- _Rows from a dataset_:
>> begin

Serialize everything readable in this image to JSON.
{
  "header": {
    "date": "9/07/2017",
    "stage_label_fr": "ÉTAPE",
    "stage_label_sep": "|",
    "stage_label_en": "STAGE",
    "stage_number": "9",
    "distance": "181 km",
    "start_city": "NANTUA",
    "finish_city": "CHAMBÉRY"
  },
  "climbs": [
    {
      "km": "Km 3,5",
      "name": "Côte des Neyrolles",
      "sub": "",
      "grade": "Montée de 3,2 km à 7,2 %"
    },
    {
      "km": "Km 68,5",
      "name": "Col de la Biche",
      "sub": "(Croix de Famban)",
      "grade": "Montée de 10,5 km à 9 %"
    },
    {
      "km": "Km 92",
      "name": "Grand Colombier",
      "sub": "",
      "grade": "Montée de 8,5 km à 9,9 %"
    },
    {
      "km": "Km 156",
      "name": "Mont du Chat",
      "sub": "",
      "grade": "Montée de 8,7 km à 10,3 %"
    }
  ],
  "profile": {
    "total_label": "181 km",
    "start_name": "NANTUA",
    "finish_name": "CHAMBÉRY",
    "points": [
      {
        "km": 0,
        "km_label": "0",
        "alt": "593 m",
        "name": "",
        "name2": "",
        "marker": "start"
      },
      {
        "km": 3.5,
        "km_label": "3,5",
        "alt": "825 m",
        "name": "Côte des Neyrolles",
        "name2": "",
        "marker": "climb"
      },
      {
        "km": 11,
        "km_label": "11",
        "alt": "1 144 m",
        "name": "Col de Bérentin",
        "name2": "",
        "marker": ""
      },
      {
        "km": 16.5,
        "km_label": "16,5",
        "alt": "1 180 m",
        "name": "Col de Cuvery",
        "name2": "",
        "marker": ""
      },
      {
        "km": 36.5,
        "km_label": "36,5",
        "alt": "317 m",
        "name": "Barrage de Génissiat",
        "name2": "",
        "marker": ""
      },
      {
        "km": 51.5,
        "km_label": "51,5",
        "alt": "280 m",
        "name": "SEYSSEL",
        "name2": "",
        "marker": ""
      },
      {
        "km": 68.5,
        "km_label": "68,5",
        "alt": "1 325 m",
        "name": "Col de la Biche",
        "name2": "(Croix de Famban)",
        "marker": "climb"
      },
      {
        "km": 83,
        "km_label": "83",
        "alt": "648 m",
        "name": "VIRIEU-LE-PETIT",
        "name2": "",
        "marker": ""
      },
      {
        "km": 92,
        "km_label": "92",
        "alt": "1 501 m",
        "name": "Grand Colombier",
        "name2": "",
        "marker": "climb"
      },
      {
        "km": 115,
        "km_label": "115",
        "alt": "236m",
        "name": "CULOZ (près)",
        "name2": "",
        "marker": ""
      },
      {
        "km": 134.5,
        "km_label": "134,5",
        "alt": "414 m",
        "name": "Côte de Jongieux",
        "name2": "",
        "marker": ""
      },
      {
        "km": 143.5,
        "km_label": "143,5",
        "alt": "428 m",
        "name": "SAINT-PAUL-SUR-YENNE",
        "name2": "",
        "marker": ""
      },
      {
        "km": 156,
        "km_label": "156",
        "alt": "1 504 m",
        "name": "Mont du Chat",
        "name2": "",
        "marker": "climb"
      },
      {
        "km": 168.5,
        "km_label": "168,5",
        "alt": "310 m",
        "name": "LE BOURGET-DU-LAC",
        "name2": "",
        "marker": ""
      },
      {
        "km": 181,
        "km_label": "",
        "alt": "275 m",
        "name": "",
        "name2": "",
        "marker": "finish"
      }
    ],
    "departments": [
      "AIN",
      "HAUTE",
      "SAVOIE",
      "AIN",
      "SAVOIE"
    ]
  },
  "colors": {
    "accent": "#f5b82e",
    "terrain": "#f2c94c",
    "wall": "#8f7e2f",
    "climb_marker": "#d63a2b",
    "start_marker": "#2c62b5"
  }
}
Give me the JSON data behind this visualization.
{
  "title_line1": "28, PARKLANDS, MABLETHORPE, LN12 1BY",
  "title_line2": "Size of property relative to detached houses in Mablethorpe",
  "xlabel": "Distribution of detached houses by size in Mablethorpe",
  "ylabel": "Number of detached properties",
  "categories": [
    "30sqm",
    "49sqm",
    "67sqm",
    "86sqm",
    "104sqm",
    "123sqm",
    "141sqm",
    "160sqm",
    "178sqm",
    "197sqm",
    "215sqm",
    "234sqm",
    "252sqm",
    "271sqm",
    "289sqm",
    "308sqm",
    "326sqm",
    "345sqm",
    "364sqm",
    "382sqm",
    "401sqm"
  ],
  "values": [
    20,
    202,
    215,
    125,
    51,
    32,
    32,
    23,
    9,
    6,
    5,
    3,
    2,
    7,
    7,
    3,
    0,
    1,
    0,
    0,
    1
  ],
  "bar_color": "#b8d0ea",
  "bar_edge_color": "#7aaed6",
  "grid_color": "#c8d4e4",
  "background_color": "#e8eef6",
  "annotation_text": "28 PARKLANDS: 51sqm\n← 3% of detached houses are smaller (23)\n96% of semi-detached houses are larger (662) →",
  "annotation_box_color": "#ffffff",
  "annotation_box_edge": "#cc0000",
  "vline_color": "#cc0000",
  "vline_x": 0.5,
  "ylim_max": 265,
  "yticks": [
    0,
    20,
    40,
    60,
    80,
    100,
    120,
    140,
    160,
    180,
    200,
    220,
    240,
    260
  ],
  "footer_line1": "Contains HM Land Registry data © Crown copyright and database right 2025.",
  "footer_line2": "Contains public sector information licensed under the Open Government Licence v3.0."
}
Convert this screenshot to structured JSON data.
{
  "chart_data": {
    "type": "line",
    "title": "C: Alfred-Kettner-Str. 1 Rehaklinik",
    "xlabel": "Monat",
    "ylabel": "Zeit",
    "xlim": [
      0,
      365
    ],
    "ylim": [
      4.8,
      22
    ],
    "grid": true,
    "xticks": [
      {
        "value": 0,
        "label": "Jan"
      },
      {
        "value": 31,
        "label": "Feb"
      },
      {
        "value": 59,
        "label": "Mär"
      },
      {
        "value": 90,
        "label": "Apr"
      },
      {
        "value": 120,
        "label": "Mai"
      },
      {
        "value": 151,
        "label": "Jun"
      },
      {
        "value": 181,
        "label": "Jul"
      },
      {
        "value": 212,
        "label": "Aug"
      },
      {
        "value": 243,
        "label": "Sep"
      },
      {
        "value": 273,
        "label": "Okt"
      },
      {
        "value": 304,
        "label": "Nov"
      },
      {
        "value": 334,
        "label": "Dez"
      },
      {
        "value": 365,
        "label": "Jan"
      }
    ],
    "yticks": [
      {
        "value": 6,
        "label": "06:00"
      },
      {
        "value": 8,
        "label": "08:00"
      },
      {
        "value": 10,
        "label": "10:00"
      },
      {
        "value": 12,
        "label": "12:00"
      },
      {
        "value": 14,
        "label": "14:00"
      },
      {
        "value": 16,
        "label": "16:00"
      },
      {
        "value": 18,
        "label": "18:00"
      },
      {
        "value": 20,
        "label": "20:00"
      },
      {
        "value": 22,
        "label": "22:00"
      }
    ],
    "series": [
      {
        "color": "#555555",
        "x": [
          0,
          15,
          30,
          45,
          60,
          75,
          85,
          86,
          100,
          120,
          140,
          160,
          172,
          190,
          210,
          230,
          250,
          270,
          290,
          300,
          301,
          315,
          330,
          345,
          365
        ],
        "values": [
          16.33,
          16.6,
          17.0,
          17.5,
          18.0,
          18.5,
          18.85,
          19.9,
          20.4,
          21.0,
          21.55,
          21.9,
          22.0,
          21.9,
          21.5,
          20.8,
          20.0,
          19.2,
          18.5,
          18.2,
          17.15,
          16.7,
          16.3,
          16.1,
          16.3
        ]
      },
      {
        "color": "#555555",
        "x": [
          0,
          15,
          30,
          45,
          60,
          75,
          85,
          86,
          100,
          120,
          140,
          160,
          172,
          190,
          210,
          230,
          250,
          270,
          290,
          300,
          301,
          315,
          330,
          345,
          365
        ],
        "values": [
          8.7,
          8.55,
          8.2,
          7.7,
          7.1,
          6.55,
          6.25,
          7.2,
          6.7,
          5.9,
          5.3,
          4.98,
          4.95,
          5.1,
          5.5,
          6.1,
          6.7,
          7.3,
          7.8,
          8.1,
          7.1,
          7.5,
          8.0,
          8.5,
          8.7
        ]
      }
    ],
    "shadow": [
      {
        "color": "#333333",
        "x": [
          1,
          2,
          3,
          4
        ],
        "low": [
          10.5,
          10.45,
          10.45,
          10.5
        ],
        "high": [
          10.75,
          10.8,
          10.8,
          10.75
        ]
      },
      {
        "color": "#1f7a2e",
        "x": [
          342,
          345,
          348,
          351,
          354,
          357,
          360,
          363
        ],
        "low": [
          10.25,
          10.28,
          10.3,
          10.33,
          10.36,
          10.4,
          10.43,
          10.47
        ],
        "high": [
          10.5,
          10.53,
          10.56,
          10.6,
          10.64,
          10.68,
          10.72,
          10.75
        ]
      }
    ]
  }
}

>> end

- _What you need to do_: Pull every line containing "detached" from the material above.

- _The response_:
  "title_line2": "Size of property relative to detached houses in Mablethorpe",
  "xlabel": "Distribution of detached houses by size in Mablethorpe",
  "ylabel": "Number of detached properties",
  "annotation_text": "28 PARKLANDS: 51sqm\n← 3% of detached houses are smaller (23)\n96% of semi-detached houses are larger (662) →",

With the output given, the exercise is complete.